● GIVEN INSTRUCTION
Write out each line exactly as it stands, please.

● SUPPLIED ENTRIES
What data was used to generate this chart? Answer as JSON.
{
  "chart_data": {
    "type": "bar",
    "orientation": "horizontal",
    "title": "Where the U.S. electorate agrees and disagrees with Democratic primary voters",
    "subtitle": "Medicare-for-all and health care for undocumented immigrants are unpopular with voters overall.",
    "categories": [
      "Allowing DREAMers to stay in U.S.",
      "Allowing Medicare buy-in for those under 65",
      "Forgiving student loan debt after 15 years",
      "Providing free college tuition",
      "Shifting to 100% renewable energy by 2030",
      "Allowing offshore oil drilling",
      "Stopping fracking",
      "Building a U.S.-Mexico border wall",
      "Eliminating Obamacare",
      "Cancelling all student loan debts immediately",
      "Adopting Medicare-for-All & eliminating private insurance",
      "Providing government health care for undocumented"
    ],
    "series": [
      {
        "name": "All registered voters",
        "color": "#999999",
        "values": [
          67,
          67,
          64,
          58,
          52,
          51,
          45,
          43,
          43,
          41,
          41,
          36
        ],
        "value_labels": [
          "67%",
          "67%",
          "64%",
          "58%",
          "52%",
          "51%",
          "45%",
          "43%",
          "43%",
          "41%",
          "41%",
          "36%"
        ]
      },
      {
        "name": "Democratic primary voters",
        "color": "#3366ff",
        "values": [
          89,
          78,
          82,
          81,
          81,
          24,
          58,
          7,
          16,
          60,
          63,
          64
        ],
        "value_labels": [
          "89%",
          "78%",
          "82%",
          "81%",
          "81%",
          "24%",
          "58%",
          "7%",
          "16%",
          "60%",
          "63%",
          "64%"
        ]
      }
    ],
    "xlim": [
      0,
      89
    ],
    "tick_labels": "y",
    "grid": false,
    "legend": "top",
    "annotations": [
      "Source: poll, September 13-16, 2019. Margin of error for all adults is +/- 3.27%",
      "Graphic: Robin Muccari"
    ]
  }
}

● RESPONSE
What data was used to generate this chart? Answer as JSON.
{
  "chart_data": {
    "type": "bar",
    "orientation": "horizontal",
    "title": "Where the U.S. electorate agrees and disagrees with Democratic primary voters",
    "subtitle": "Medicare-for-all and health care for undocumented immigrants are unpopular with voters overall.",
    "categories": [
      "Allowing DREAMers to stay in U.S.",
      "Allowing Medicare buy-in for those under 65",
      "Forgiving student loan debt after 15 years",
      "Providing free college tuition",
      "Shifting to 100% renewable energy by 2030",
      "Allowing offshore oil drilling",
      "Stopping fracking",
      "Building a U.S.-Mexico border wall",
      "Eliminating Obamacare",
      "Cancelling all student loan debts immediately",
      "Adopting Medicare-for-All & eliminating private insurance",
      "Providing government health care for undocumented"
    ],
    "series": [
      {
        "name": "All registered voters",
        "color": "#999999",
        "values": [
          67,
          67,
          64,
          58,
          52,
          51,
          45,
          43,
          43,
          41,
          41,
          36
        ],
        "value_labels": [
          "67%",
          "67%",
          "64%",
          "58%",
          "52%",
          "51%",
          "45%",
          "43%",
          "43%",
          "41%",
          "41%",
          "36%"
        ]
      },
      {
        "name": "Democratic primary voters",
        "color": "#3366ff",
        "values": [
          89,
          78,
          82,
          81,
          81,
          24,
          58,
          7,
          16,
          60,
          63,
          64
        ],
        "value_labels": [
          "89%",
          "78%",
          "82%",
          "81%",
          "81%",
          "24%",
          "58%",
          "7%",
          "16%",
          "60%",
          "63%",
          "64%"
        ]
      }
    ],
    "xlim": [
      0,
      89
    ],
    "tick_labels": "y",
    "grid": false,
    "legend": "top",
    "annotations": [
      "Source: poll, September 13-16, 2019. Margin of error for all adults is +/- 3.27%",
      "Graphic: Robin Muccari"
    ]
  }
}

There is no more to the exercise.